◆ **Problem statement**:
Your task is to write out the complete listing exactly as it is shown.

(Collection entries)
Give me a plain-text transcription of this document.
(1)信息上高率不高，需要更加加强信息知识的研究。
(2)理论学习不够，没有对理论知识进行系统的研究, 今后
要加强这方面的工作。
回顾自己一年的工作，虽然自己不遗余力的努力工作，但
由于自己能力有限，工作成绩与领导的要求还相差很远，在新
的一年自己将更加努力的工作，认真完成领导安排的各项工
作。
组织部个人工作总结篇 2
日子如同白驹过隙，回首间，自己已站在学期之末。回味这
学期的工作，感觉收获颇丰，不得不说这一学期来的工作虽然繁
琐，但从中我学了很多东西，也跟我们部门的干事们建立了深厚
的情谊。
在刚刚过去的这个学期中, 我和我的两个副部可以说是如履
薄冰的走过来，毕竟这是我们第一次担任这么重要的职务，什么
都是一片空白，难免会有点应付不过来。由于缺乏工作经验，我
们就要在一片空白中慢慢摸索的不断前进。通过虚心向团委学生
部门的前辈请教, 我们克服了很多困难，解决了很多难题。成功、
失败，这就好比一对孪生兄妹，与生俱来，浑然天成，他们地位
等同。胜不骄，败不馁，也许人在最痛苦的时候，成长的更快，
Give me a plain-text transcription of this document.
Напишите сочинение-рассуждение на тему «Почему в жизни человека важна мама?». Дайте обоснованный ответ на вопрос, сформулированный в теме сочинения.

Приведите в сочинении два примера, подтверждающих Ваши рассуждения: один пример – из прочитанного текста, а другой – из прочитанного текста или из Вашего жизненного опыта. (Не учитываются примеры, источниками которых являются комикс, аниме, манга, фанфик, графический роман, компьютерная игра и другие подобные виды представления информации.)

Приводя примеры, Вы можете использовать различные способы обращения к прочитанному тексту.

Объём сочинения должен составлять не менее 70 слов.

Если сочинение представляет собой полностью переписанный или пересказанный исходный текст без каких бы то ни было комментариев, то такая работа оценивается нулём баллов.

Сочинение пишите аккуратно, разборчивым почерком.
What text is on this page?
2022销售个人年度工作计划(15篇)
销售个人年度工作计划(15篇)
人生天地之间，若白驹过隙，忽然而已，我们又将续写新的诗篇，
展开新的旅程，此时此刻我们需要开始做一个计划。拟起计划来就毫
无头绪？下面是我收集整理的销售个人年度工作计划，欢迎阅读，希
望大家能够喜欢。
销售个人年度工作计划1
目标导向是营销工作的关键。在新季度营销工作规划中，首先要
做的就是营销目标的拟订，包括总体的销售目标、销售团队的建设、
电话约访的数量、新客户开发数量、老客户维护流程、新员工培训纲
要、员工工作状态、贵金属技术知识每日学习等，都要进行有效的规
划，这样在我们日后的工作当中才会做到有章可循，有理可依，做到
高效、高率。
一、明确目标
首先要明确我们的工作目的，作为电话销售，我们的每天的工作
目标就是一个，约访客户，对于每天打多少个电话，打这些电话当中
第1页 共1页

◆ **Worked answer**:
Give me a plain-text transcription of this document.
(1)信息上高率不高，需要更加加强信息知识的研究。
(2)理论学习不够，没有对理论知识进行系统的研究, 今后
要加强这方面的工作。
回顾自己一年的工作，虽然自己不遗余力的努力工作，但
由于自己能力有限，工作成绩与领导的要求还相差很远，在新
的一年自己将更加努力的工作，认真完成领导安排的各项工
作。
组织部个人工作总结篇 2
日子如同白驹过隙，回首间，自己已站在学期之末。回味这
学期的工作，感觉收获颇丰，不得不说这一学期来的工作虽然繁
琐，但从中我学了很多东西，也跟我们部门的干事们建立了深厚
的情谊。
在刚刚过去的这个学期中, 我和我的两个副部可以说是如履
薄冰的走过来，毕竟这是我们第一次担任这么重要的职务，什么
都是一片空白，难免会有点应付不过来。由于缺乏工作经验，我
们就要在一片空白中慢慢摸索的不断前进。通过虚心向团委学生
部门的前辈请教, 我们克服了很多困难，解决了很多难题。成功、
失败，这就好比一对孪生兄妹，与生俱来，浑然天成，他们地位
等同。胜不骄，败不馁，也许人在最痛苦的时候，成长的更快，
Give me a plain-text transcription of this document.
Напишите сочинение-рассуждение на тему «Почему в жизни человека важна мама?». Дайте обоснованный ответ на вопрос, сформулированный в теме сочинения.

Приведите в сочинении два примера, подтверждающих Ваши рассуждения: один пример – из прочитанного текста, а другой – из прочитанного текста или из Вашего жизненного опыта. (Не учитываются примеры, источниками которых являются комикс, аниме, манга, фанфик, графический роман, компьютерная игра и другие подобные виды представления информации.)

Приводя примеры, Вы можете использовать различные способы обращения к прочитанному тексту.

Объём сочинения должен составлять не менее 70 слов.

Если сочинение представляет собой полностью переписанный или пересказанный исходный текст без каких бы то ни было комментариев, то такая работа оценивается нулём баллов.

Сочинение пишите аккуратно, разборчивым почерком.
What text is on this page?
2022销售个人年度工作计划(15篇)
销售个人年度工作计划(15篇)
人生天地之间，若白驹过隙，忽然而已，我们又将续写新的诗篇，
展开新的旅程，此时此刻我们需要开始做一个计划。拟起计划来就毫
无头绪？下面是我收集整理的销售个人年度工作计划，欢迎阅读，希
望大家能够喜欢。
销售个人年度工作计划1
目标导向是营销工作的关键。在新季度营销工作规划中，首先要
做的就是营销目标的拟订，包括总体的销售目标、销售团队的建设、
电话约访的数量、新客户开发数量、老客户维护流程、新员工培训纲
要、员工工作状态、贵金属技术知识每日学习等，都要进行有效的规
划，这样在我们日后的工作当中才会做到有章可循，有理可依，做到
高效、高率。
一、明确目标
首先要明确我们的工作目的，作为电话销售，我们的每天的工作
目标就是一个，约访客户，对于每天打多少个电话，打这些电话当中
第1页 共1页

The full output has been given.